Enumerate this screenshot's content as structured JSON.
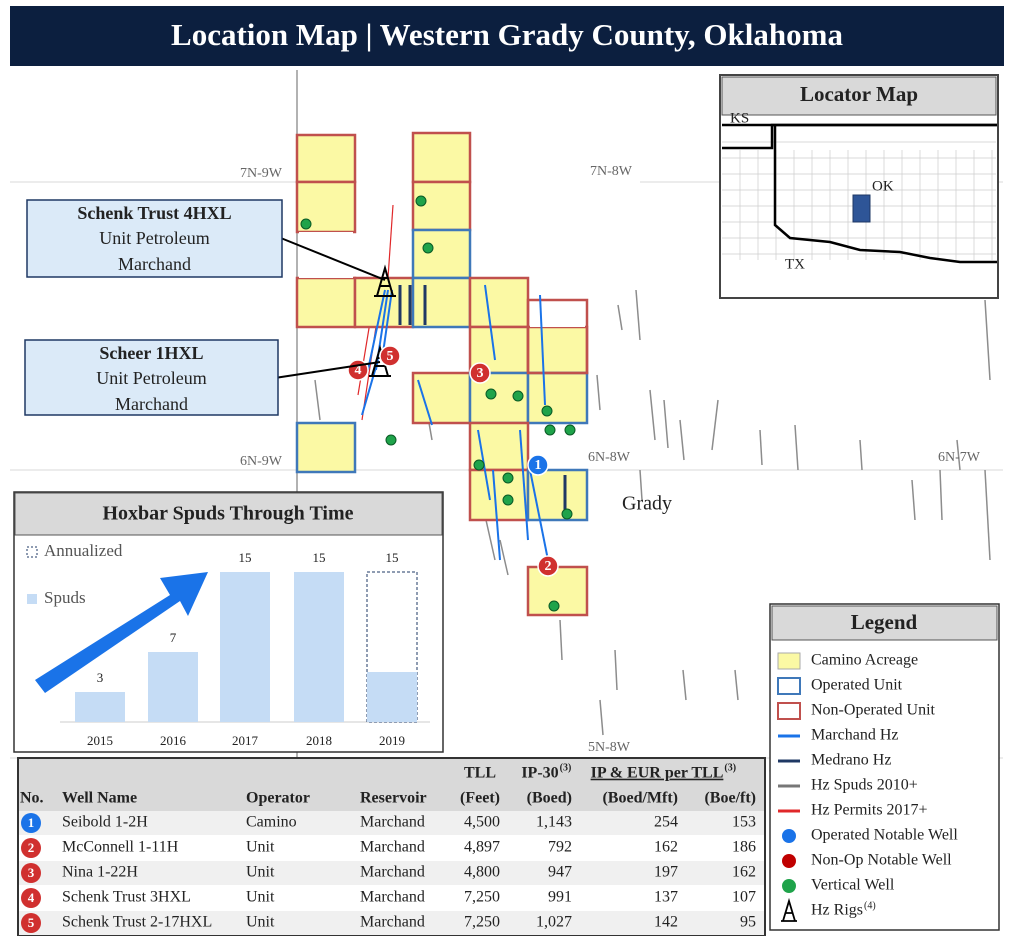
{
  "header": {
    "title": "Location Map | Western Grady County, Oklahoma"
  },
  "map": {
    "township_labels": [
      "7N-9W",
      "7N-8W",
      "6N-9W",
      "6N-8W",
      "6N-7W",
      "5N-8W"
    ],
    "county_label": "Grady",
    "well_markers": [
      "1",
      "2",
      "3",
      "4",
      "5"
    ]
  },
  "callouts": [
    {
      "title": "Schenk Trust 4HXL",
      "lines": [
        "Unit Petroleum",
        "Marchand"
      ]
    },
    {
      "title": "Scheer 1HXL",
      "lines": [
        "Unit Petroleum",
        "Marchand"
      ]
    }
  ],
  "locator_map": {
    "title": "Locator Map",
    "labels": [
      "KS",
      "OK",
      "TX"
    ]
  },
  "chart_data": {
    "type": "bar",
    "title": "Hoxbar Spuds Through Time",
    "categories": [
      "2015",
      "2016",
      "2017",
      "2018",
      "2019"
    ],
    "series": [
      {
        "name": "Annualized",
        "color": "#1f3864",
        "values": [
          null,
          null,
          null,
          null,
          15
        ]
      },
      {
        "name": "Spuds",
        "color": "#c5dcf5",
        "values": [
          3,
          7,
          15,
          15,
          5
        ]
      }
    ]
  },
  "legend": {
    "title": "Legend",
    "items": [
      "Camino Acreage",
      "Operated Unit",
      "Non-Operated Unit",
      "Marchand Hz",
      "Medrano Hz",
      "Hz Spuds 2010+",
      "Hz Permits 2017+",
      "Operated Notable Well",
      "Non-Op Notable Well",
      "Vertical Well",
      "Hz Rigs"
    ],
    "rigs_note": "(4)"
  },
  "table": {
    "header_top": [
      "TLL",
      "IP-30",
      "IP & EUR per TLL"
    ],
    "header_note": "(3)",
    "columns": [
      "No.",
      "Well Name",
      "Operator",
      "Reservoir",
      "(Feet)",
      "(Boed)",
      "(Boed/Mft)",
      "(Boe/ft)"
    ],
    "rows": [
      [
        "1",
        "Seibold 1-2H",
        "Camino",
        "Marchand",
        "4,500",
        "1,143",
        "254",
        "153"
      ],
      [
        "2",
        "McConnell 1-11H",
        "Unit",
        "Marchand",
        "4,897",
        "792",
        "162",
        "186"
      ],
      [
        "3",
        "Nina 1-22H",
        "Unit",
        "Marchand",
        "4,800",
        "947",
        "197",
        "162"
      ],
      [
        "4",
        "Schenk Trust 3HXL",
        "Unit",
        "Marchand",
        "7,250",
        "991",
        "137",
        "107"
      ],
      [
        "5",
        "Schenk Trust 2-17HXL",
        "Unit",
        "Marchand",
        "7,250",
        "1,027",
        "142",
        "95"
      ]
    ]
  }
}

WHAT IS NEEDED:
The material above must be printed exactly, with its pictures left out.

FULL OUTPUT:
Enumerate this screenshot's content as structured JSON.
{
  "header": {
    "title": "Location Map | Western Grady County, Oklahoma"
  },
  "map": {
    "township_labels": [
      "7N-9W",
      "7N-8W",
      "6N-9W",
      "6N-8W",
      "6N-7W",
      "5N-8W"
    ],
    "county_label": "Grady",
    "well_markers": [
      "1",
      "2",
      "3",
      "4",
      "5"
    ]
  },
  "callouts": [
    {
      "title": "Schenk Trust 4HXL",
      "lines": [
        "Unit Petroleum",
        "Marchand"
      ]
    },
    {
      "title": "Scheer 1HXL",
      "lines": [
        "Unit Petroleum",
        "Marchand"
      ]
    }
  ],
  "locator_map": {
    "title": "Locator Map",
    "labels": [
      "KS",
      "OK",
      "TX"
    ]
  },
  "chart_data": {
    "type": "bar",
    "title": "Hoxbar Spuds Through Time",
    "categories": [
      "2015",
      "2016",
      "2017",
      "2018",
      "2019"
    ],
    "series": [
      {
        "name": "Annualized",
        "color": "#1f3864",
        "values": [
          null,
          null,
          null,
          null,
          15
        ]
      },
      {
        "name": "Spuds",
        "color": "#c5dcf5",
        "values": [
          3,
          7,
          15,
          15,
          5
        ]
      }
    ]
  },
  "legend": {
    "title": "Legend",
    "items": [
      "Camino Acreage",
      "Operated Unit",
      "Non-Operated Unit",
      "Marchand Hz",
      "Medrano Hz",
      "Hz Spuds 2010+",
      "Hz Permits 2017+",
      "Operated Notable Well",
      "Non-Op Notable Well",
      "Vertical Well",
      "Hz Rigs"
    ],
    "rigs_note": "(4)"
  },
  "table": {
    "header_top": [
      "TLL",
      "IP-30",
      "IP & EUR per TLL"
    ],
    "header_note": "(3)",
    "columns": [
      "No.",
      "Well Name",
      "Operator",
      "Reservoir",
      "(Feet)",
      "(Boed)",
      "(Boed/Mft)",
      "(Boe/ft)"
    ],
    "rows": [
      [
        "1",
        "Seibold 1-2H",
        "Camino",
        "Marchand",
        "4,500",
        "1,143",
        "254",
        "153"
      ],
      [
        "2",
        "McConnell 1-11H",
        "Unit",
        "Marchand",
        "4,897",
        "792",
        "162",
        "186"
      ],
      [
        "3",
        "Nina 1-22H",
        "Unit",
        "Marchand",
        "4,800",
        "947",
        "197",
        "162"
      ],
      [
        "4",
        "Schenk Trust 3HXL",
        "Unit",
        "Marchand",
        "7,250",
        "991",
        "137",
        "107"
      ],
      [
        "5",
        "Schenk Trust 2-17HXL",
        "Unit",
        "Marchand",
        "7,250",
        "1,027",
        "142",
        "95"
      ]
    ]
  }
}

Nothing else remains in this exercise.